» **PROBLEM REQUIREMENTS**:
Extract the listing in its entirety, keeping each line identical to the original.

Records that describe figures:
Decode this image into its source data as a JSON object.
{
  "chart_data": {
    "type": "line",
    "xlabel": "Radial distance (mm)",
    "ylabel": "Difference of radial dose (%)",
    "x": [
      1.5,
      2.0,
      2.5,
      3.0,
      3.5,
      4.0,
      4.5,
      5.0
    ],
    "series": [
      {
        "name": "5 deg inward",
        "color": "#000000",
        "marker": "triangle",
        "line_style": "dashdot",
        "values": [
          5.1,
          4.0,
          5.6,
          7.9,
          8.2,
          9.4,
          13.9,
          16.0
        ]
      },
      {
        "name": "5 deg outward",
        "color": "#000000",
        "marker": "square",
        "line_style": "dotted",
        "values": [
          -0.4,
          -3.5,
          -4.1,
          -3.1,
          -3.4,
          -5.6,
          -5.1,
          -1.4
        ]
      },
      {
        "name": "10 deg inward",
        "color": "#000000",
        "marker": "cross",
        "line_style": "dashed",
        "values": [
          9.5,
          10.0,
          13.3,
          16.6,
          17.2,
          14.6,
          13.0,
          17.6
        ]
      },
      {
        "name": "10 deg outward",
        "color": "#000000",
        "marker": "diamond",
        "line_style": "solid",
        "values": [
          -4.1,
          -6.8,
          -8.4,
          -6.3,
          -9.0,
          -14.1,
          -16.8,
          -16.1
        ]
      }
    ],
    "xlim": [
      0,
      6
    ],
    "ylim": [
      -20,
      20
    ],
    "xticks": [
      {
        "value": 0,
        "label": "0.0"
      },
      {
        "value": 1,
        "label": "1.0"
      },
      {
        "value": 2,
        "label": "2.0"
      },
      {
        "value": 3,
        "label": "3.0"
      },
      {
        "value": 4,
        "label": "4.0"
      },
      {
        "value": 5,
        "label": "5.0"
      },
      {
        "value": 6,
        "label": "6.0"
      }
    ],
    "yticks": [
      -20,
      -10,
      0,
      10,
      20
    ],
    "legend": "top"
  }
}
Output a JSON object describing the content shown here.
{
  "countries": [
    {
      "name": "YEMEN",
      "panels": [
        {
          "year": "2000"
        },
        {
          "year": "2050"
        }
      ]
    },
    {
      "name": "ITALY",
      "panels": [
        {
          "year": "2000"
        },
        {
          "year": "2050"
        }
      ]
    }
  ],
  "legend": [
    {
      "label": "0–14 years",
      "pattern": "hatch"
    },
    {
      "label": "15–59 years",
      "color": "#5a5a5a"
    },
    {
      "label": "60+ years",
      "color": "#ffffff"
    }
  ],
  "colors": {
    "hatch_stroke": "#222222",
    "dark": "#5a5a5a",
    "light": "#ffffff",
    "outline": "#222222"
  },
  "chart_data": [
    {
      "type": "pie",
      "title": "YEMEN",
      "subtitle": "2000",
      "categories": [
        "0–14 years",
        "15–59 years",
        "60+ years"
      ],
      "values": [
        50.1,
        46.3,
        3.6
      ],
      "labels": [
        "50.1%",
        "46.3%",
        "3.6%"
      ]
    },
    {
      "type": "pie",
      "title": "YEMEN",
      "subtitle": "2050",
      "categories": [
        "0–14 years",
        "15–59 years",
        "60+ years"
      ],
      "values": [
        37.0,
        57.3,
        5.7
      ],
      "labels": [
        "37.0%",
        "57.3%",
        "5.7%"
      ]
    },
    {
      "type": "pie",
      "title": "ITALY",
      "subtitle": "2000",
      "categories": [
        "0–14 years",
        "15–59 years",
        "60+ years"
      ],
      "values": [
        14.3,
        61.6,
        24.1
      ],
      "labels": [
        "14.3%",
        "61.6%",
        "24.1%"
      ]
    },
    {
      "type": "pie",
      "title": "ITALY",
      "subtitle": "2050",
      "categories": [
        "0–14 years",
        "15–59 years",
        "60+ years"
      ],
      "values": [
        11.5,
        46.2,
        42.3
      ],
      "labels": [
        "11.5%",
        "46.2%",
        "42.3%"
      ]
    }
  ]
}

» **OUTPUT OF THE TASK**:
Decode this image into its source data as a JSON object.
{
  "chart_data": {
    "type": "line",
    "xlabel": "Radial distance (mm)",
    "ylabel": "Difference of radial dose (%)",
    "x": [
      1.5,
      2.0,
      2.5,
      3.0,
      3.5,
      4.0,
      4.5,
      5.0
    ],
    "series": [
      {
        "name": "5 deg inward",
        "color": "#000000",
        "marker": "triangle",
        "line_style": "dashdot",
        "values": [
          5.1,
          4.0,
          5.6,
          7.9,
          8.2,
          9.4,
          13.9,
          16.0
        ]
      },
      {
        "name": "5 deg outward",
        "color": "#000000",
        "marker": "square",
        "line_style": "dotted",
        "values": [
          -0.4,
          -3.5,
          -4.1,
          -3.1,
          -3.4,
          -5.6,
          -5.1,
          -1.4
        ]
      },
      {
        "name": "10 deg inward",
        "color": "#000000",
        "marker": "cross",
        "line_style": "dashed",
        "values": [
          9.5,
          10.0,
          13.3,
          16.6,
          17.2,
          14.6,
          13.0,
          17.6
        ]
      },
      {
        "name": "10 deg outward",
        "color": "#000000",
        "marker": "diamond",
        "line_style": "solid",
        "values": [
          -4.1,
          -6.8,
          -8.4,
          -6.3,
          -9.0,
          -14.1,
          -16.8,
          -16.1
        ]
      }
    ],
    "xlim": [
      0,
      6
    ],
    "ylim": [
      -20,
      20
    ],
    "xticks": [
      {
        "value": 0,
        "label": "0.0"
      },
      {
        "value": 1,
        "label": "1.0"
      },
      {
        "value": 2,
        "label": "2.0"
      },
      {
        "value": 3,
        "label": "3.0"
      },
      {
        "value": 4,
        "label": "4.0"
      },
      {
        "value": 5,
        "label": "5.0"
      },
      {
        "value": 6,
        "label": "6.0"
      }
    ],
    "yticks": [
      -20,
      -10,
      0,
      10,
      20
    ],
    "legend": "top"
  }
}
Output a JSON object describing the content shown here.
{
  "countries": [
    {
      "name": "YEMEN",
      "panels": [
        {
          "year": "2000"
        },
        {
          "year": "2050"
        }
      ]
    },
    {
      "name": "ITALY",
      "panels": [
        {
          "year": "2000"
        },
        {
          "year": "2050"
        }
      ]
    }
  ],
  "legend": [
    {
      "label": "0–14 years",
      "pattern": "hatch"
    },
    {
      "label": "15–59 years",
      "color": "#5a5a5a"
    },
    {
      "label": "60+ years",
      "color": "#ffffff"
    }
  ],
  "colors": {
    "hatch_stroke": "#222222",
    "dark": "#5a5a5a",
    "light": "#ffffff",
    "outline": "#222222"
  },
  "chart_data": [
    {
      "type": "pie",
      "title": "YEMEN",
      "subtitle": "2000",
      "categories": [
        "0–14 years",
        "15–59 years",
        "60+ years"
      ],
      "values": [
        50.1,
        46.3,
        3.6
      ],
      "labels": [
        "50.1%",
        "46.3%",
        "3.6%"
      ]
    },
    {
      "type": "pie",
      "title": "YEMEN",
      "subtitle": "2050",
      "categories": [
        "0–14 years",
        "15–59 years",
        "60+ years"
      ],
      "values": [
        37.0,
        57.3,
        5.7
      ],
      "labels": [
        "37.0%",
        "57.3%",
        "5.7%"
      ]
    },
    {
      "type": "pie",
      "title": "ITALY",
      "subtitle": "2000",
      "categories": [
        "0–14 years",
        "15–59 years",
        "60+ years"
      ],
      "values": [
        14.3,
        61.6,
        24.1
      ],
      "labels": [
        "14.3%",
        "61.6%",
        "24.1%"
      ]
    },
    {
      "type": "pie",
      "title": "ITALY",
      "subtitle": "2050",
      "categories": [
        "0–14 years",
        "15–59 years",
        "60+ years"
      ],
      "values": [
        11.5,
        46.2,
        42.3
      ],
      "labels": [
        "11.5%",
        "46.2%",
        "42.3%"
      ]
    }
  ]
}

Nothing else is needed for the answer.